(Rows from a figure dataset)

● ● ● ● ● ● ●

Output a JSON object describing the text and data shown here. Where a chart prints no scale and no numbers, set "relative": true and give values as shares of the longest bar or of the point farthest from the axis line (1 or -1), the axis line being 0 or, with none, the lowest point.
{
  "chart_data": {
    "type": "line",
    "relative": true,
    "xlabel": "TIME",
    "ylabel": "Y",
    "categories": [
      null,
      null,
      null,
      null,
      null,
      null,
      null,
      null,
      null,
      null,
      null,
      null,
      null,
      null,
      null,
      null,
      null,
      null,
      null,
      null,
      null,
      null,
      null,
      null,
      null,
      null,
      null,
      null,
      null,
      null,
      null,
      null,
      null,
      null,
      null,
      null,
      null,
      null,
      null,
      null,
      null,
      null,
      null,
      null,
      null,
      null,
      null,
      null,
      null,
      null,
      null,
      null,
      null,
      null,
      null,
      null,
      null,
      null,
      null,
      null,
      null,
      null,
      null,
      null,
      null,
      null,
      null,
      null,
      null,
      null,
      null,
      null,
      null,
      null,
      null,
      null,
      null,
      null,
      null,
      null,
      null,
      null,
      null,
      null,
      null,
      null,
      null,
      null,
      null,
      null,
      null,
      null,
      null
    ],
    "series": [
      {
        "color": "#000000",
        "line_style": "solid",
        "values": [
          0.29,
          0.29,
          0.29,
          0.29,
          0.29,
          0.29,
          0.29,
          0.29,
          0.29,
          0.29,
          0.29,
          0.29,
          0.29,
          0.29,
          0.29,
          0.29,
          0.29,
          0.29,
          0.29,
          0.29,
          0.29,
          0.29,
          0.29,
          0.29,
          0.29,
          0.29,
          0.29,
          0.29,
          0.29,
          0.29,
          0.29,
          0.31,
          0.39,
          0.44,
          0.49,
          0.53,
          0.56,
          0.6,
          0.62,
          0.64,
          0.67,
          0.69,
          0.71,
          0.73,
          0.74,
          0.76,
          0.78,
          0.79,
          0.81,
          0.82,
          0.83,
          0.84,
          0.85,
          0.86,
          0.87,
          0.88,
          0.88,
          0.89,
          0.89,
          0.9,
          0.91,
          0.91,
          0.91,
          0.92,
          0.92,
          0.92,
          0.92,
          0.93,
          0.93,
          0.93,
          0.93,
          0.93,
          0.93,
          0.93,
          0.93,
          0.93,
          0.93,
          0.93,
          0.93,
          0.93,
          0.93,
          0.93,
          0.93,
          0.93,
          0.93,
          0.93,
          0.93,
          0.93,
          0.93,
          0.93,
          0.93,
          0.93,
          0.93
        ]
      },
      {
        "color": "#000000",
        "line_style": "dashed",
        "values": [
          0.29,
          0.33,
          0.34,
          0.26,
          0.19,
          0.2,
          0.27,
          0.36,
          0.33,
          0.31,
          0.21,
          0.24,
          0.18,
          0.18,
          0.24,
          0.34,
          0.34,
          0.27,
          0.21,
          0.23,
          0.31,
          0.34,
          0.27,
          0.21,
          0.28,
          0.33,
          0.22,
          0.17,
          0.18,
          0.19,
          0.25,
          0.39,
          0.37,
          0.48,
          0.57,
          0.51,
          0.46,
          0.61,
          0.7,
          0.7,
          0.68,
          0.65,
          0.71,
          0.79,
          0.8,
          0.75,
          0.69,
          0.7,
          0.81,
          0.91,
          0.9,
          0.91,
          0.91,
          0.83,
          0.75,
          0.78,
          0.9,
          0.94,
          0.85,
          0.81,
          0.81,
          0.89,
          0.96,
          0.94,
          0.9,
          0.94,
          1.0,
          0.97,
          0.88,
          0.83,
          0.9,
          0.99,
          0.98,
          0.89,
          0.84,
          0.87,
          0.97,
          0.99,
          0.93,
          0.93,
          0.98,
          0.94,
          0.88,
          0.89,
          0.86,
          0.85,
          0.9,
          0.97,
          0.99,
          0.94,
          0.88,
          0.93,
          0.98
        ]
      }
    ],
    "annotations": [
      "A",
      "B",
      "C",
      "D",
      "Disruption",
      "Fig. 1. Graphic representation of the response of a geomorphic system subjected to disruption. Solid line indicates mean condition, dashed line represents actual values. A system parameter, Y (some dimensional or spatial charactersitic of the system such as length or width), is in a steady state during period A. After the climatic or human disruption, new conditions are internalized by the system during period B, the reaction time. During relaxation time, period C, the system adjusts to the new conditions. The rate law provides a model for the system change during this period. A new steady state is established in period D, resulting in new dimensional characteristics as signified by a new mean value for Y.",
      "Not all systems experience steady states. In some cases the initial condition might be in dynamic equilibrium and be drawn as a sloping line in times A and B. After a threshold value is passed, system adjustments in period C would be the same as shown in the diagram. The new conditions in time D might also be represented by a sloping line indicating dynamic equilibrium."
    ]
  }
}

● ● ● ● ● ● ●

### What the task requires
In the entries above, find each line with the string "true" and copy it.

### Task solution
Output a JSON object describing the text and data shown here. Where a chart prints no scale and no numbers, set "relative": true and give values as shares of the longest bar or of the point farthest from the axis line (1 or -1), the axis line being 0 or, with none, the lowest point.
    "relative": true,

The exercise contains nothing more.